#### SELECTED EXTRACT
------

In connection with the Merger Agreement, Foamix entered into a Voting Agreement, dated November 10, 2019 (the “Menlo Voting Agreement”), with certain significant stockholders of Menlo and the Chief Executive Officer of Menlo (collectively, the “Menlo Voting Parties”), pursuant to which each Menlo Voting Party has agreed, among other things, to: (i) vote its beneficially owned shares of Menlo Common Stock as of the record date (a) in favor of the issuance of shares of Menlo Common Stock and the other transactions contemplated by the Merger Agreement and (b) against any action or agreement that would reasonably be expected, to impede, interfere with, delay, or postpone the transactions contemplated by the Merger Agreement. The Menlo Voting Agreement will automatically terminate upon the earliest to occur of (A) the consummation of the Merger, (B) the termination of the Merger Agreement pursuant to and in compliance with its terms prior to the Effective Time, (C) a change of recommendation of the board of directors or Foamix or Menlo in accordance with the Merger Agreement, (D) the parties’ mutual written agreement to terminate the Menlo Voting Agreement or (E) any amendment to the Merger Agreement without the prior written consent of the Menlo Voting Party that (i) decreases the Merger consideration or changes the form of the Merger consideration or (ii) otherwise amends the Merger Agreement in a manner materially adverse to the Menlo Voting Party relative to the other stockholders of Menlo (excluding any amendments affecting directors, officers or employees of Menlo in their capacities as such who are stockholders of Menlo).

The Menlo Voting Parties currently beneficially own an aggregate of approximately 30% of the outstanding shares of Menlo Common Stock.

The foregoing description of the Menlo Voting Agreement does not purport to be complete and is qualified in its entirety by the full text of the Form of Menlo Voting Agreement, which is attached hereto as Exhibit 10.1, and is incorporated herein by reference.

------

#### SET OF TASKS
1. Rewrite the paragraph of the Menlo Voting Agreement excerpt that begins "In connection with the Merger Agreement" as a bulleted list that keeps its main facts.
2. Reproduce the Menlo Voting Agreement excerpt from the words "The foregoing description" up to and including the words "herein by reference.".
The items that come after the Menlo Voting Agreement excerpt are separate material.

#### DATASET RECORDS

------

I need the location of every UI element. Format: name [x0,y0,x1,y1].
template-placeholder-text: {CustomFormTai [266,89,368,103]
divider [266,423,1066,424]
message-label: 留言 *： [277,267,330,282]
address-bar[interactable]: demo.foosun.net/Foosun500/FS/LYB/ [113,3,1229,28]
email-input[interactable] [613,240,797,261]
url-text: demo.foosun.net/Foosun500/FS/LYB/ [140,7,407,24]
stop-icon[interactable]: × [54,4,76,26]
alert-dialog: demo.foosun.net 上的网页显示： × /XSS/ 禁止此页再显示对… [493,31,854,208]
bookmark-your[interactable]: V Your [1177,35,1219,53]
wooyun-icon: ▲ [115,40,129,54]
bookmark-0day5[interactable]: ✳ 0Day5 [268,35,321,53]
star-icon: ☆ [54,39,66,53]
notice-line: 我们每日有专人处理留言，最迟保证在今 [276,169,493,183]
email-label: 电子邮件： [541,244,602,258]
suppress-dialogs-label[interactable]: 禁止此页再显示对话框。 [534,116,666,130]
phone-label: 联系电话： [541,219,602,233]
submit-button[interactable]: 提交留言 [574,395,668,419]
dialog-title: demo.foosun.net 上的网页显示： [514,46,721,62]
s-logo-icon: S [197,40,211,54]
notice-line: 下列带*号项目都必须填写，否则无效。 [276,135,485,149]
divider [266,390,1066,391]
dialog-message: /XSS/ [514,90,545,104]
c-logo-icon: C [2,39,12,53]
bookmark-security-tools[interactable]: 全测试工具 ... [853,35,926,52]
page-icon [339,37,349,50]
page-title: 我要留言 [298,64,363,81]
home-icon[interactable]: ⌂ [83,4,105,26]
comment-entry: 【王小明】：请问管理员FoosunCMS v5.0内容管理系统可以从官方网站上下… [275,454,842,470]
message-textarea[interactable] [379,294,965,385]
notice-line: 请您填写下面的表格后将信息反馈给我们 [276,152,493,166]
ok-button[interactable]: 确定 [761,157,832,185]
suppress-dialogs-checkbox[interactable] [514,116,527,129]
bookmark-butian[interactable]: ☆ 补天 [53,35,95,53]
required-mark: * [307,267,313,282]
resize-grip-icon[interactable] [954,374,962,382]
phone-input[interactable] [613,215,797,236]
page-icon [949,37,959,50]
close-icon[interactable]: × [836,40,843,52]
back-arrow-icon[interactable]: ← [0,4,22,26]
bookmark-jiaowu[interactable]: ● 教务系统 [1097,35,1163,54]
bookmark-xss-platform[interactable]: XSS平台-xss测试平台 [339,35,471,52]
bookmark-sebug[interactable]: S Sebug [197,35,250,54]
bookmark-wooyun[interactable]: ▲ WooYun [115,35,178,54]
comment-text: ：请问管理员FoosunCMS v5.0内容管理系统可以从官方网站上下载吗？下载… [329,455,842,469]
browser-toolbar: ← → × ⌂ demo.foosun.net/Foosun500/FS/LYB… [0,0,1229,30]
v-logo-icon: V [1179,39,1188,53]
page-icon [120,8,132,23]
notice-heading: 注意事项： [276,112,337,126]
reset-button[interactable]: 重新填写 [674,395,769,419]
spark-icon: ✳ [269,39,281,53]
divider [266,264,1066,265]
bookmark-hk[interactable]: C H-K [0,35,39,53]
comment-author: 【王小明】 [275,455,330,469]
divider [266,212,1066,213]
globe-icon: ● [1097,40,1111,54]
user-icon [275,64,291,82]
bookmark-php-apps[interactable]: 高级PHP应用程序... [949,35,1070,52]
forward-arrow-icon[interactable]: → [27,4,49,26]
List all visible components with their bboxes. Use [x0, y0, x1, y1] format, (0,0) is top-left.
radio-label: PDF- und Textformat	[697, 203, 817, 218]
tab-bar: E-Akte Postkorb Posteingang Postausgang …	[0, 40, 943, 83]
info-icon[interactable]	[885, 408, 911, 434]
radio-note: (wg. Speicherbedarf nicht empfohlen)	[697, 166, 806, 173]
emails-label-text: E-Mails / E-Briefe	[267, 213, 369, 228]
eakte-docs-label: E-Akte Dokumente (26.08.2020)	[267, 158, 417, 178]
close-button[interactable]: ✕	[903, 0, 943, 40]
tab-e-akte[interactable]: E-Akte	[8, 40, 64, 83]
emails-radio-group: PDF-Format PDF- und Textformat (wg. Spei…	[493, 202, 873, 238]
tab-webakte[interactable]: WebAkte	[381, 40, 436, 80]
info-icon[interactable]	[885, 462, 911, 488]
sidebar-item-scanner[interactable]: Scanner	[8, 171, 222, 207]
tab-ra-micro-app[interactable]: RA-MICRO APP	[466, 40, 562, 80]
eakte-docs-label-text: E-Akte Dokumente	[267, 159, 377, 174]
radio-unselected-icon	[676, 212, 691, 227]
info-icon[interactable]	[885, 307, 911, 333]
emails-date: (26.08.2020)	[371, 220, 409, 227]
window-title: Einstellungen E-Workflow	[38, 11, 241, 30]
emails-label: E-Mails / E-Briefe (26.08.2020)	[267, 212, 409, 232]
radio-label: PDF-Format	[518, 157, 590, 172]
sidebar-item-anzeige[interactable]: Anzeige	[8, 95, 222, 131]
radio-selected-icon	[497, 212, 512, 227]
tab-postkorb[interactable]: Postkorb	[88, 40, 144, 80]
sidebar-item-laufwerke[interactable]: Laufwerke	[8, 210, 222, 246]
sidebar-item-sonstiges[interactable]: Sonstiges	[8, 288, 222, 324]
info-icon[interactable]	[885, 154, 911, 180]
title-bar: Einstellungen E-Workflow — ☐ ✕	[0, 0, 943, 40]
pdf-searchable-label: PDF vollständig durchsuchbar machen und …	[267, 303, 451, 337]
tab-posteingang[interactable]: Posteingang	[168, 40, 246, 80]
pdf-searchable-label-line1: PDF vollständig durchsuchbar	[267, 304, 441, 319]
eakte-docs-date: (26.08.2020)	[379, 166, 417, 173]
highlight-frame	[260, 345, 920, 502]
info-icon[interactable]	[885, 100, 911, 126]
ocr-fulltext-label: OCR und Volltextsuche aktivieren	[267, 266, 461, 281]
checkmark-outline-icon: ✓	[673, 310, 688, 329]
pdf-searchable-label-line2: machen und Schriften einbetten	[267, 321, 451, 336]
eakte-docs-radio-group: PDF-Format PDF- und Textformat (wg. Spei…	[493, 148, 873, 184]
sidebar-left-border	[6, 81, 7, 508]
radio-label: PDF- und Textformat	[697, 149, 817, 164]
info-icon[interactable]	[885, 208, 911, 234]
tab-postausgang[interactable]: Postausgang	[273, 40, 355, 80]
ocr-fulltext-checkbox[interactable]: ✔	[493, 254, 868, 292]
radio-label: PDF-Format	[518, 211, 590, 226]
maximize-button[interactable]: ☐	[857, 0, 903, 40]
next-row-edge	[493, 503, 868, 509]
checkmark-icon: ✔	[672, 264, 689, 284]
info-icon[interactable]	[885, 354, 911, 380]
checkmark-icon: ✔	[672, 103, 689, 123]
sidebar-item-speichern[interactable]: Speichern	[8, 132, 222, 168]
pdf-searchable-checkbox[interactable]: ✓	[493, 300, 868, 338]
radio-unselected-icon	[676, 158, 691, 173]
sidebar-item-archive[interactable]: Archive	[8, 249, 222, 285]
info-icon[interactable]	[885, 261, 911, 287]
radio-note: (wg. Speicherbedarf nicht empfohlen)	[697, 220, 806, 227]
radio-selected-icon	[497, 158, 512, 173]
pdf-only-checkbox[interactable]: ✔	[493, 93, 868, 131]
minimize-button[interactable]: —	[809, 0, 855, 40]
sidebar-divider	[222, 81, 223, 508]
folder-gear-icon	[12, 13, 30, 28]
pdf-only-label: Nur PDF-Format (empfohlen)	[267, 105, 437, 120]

------

#### SOLUTIONS TO THE EXERCISE
1.
- **Agreement and parties:** In connection with the Merger Agreement, Foamix entered into a Voting Agreement dated November 10, 2019 (the Menlo Voting Agreement). The other parties are certain significant stockholders of Menlo and Menlo's Chief Executive Officer (the Menlo Voting Parties).
- **Voting commitment:** Each Menlo Voting Party agrees, among other things, to vote its beneficially owned shares of Menlo Common Stock as of the record date:
  - in favor of the issuance of shares of Menlo Common Stock and the other transactions contemplated by the Merger Agreement.
  - against any action or agreement that would reasonably be expected to impede, interfere with, delay, or postpone those transactions.
- **Automatic termination:** The agreement ends at the earliest of:
  - consummation of the Merger.
  - termination of the Merger Agreement under its terms before the Effective Time.
  - a change of board recommendation in accordance with the Merger Agreement.
  - the parties' mutual written agreement to terminate.
  - any amendment to the Merger Agreement made without the Menlo Voting Party's prior written consent that:
    - decreases the Merger consideration or changes its form, or
    - otherwise is materially adverse to that party relative to Menlo's other stockholders. Amendments affecting directors, officers or employees of Menlo in those capacities are excluded.

2.
The foregoing description of the Menlo Voting Agreement does not purport to be complete and is qualified in its entirety by the full text of the Form of Menlo Voting Agreement, which is attached hereto as Exhibit 10.1, and is incorporated herein by reference.